→ Supplied entries:
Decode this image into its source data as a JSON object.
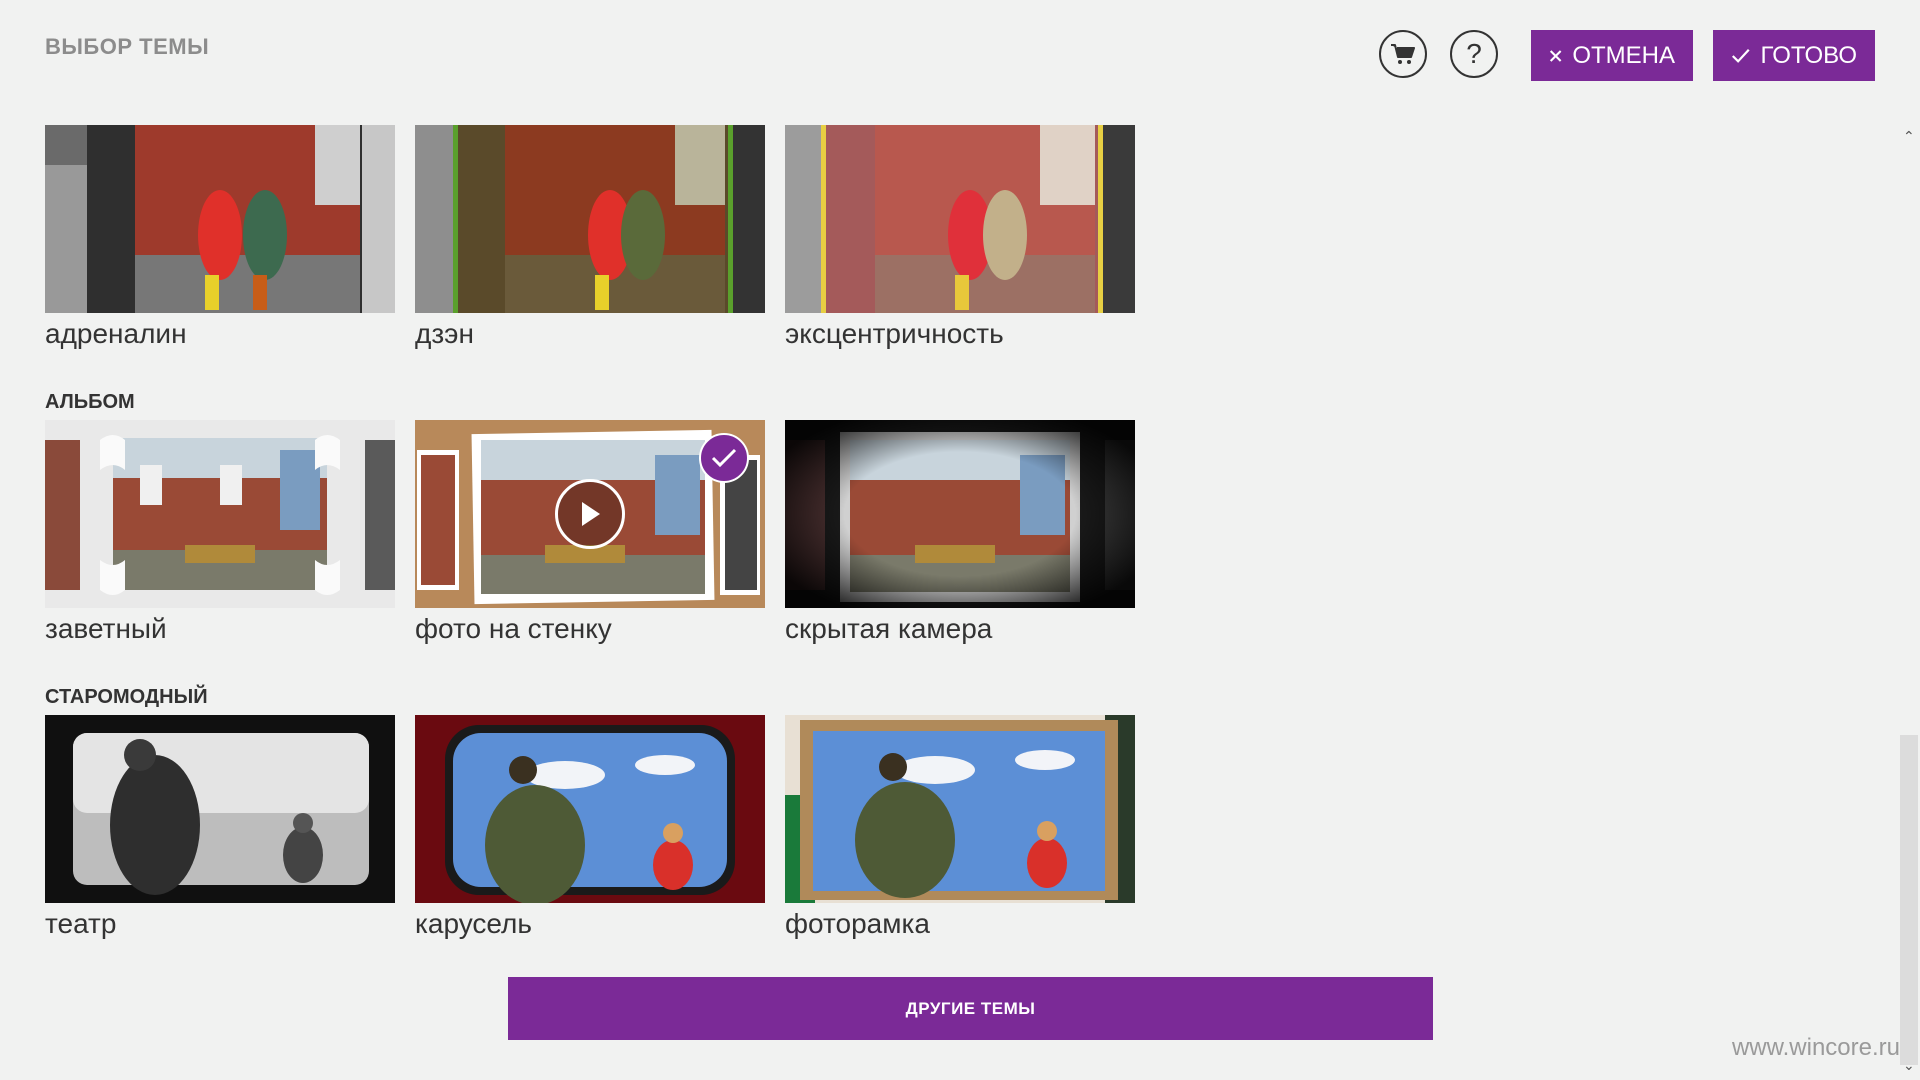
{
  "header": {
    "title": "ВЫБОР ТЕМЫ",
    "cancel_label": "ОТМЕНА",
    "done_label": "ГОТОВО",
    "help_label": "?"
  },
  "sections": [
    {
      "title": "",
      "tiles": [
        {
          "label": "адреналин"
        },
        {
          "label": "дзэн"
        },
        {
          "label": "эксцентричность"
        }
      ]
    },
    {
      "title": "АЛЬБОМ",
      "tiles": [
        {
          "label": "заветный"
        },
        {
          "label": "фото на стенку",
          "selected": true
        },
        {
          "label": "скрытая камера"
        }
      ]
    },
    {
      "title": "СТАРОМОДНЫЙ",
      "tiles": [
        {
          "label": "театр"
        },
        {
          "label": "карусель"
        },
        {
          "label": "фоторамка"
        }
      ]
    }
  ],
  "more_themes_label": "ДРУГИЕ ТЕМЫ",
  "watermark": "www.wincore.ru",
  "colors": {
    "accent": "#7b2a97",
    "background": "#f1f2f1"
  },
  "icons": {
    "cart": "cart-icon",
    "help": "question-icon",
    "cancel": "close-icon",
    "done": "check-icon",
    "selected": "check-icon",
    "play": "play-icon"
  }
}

* * *

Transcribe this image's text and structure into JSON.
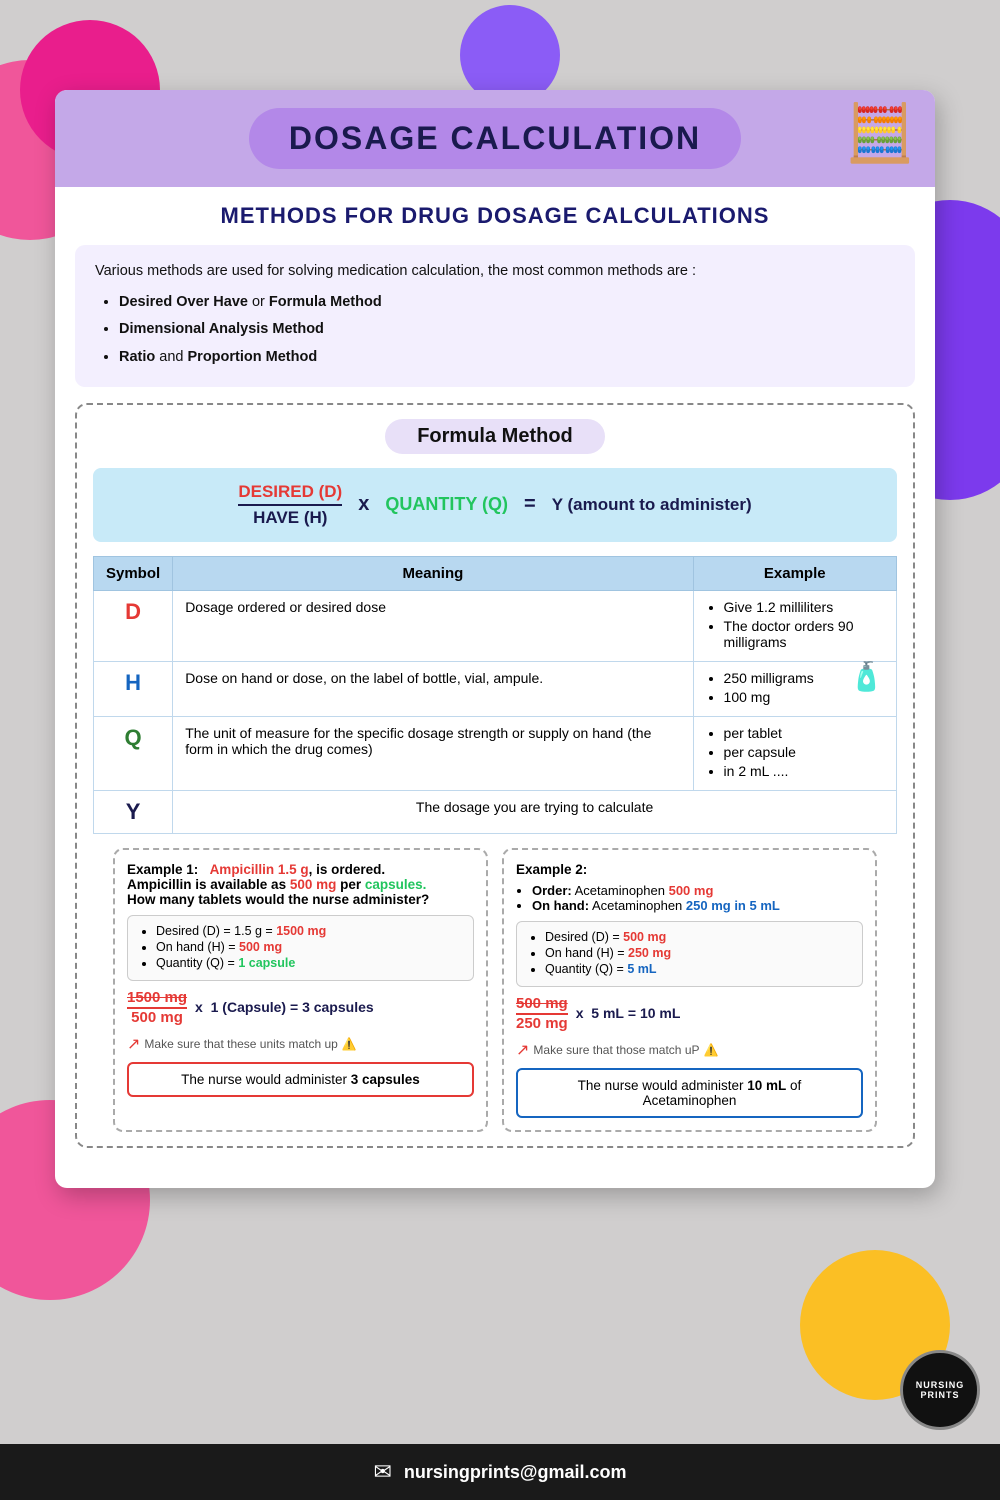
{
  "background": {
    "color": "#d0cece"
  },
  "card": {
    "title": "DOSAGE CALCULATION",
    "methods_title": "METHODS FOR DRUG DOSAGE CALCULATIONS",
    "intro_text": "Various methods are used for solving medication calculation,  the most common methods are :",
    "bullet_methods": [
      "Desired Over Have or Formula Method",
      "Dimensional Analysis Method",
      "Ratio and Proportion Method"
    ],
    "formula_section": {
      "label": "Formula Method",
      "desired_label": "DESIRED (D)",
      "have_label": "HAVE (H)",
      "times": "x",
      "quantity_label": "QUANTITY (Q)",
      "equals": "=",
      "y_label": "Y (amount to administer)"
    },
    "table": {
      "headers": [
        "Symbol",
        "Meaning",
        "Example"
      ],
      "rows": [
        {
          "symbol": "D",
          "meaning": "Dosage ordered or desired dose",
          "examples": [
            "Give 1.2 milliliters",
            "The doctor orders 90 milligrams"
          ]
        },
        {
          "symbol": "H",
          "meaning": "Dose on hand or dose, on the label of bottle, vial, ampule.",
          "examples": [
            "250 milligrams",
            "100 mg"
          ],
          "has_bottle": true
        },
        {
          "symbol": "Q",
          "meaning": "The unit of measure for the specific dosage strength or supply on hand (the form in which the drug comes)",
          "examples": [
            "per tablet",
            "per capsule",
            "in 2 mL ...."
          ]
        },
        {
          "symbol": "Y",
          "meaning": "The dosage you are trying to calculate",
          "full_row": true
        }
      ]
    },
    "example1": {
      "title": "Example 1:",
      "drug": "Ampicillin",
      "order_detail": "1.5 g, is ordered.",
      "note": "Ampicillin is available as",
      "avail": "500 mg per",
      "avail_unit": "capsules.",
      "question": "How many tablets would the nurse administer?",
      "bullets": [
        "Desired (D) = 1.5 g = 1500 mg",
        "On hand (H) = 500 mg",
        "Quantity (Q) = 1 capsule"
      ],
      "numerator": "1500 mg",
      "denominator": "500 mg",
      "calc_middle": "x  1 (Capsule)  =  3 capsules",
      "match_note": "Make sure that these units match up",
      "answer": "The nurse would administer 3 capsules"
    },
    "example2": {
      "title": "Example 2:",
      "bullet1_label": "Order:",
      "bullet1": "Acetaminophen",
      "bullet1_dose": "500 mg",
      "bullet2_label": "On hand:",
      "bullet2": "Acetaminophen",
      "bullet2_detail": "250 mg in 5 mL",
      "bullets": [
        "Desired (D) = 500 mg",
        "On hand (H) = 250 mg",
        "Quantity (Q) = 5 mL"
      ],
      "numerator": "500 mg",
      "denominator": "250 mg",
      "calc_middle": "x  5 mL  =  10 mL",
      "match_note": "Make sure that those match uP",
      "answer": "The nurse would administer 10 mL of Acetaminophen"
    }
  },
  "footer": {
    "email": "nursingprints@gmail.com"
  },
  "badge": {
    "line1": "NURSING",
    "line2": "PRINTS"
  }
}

→ Stated exercise:
Copy every line above in which the string "answer" shows up.

→ Solution:
      "answer": "The nurse would administer 3 capsules"
      "answer": "The nurse would administer 10 mL of Acetaminophen"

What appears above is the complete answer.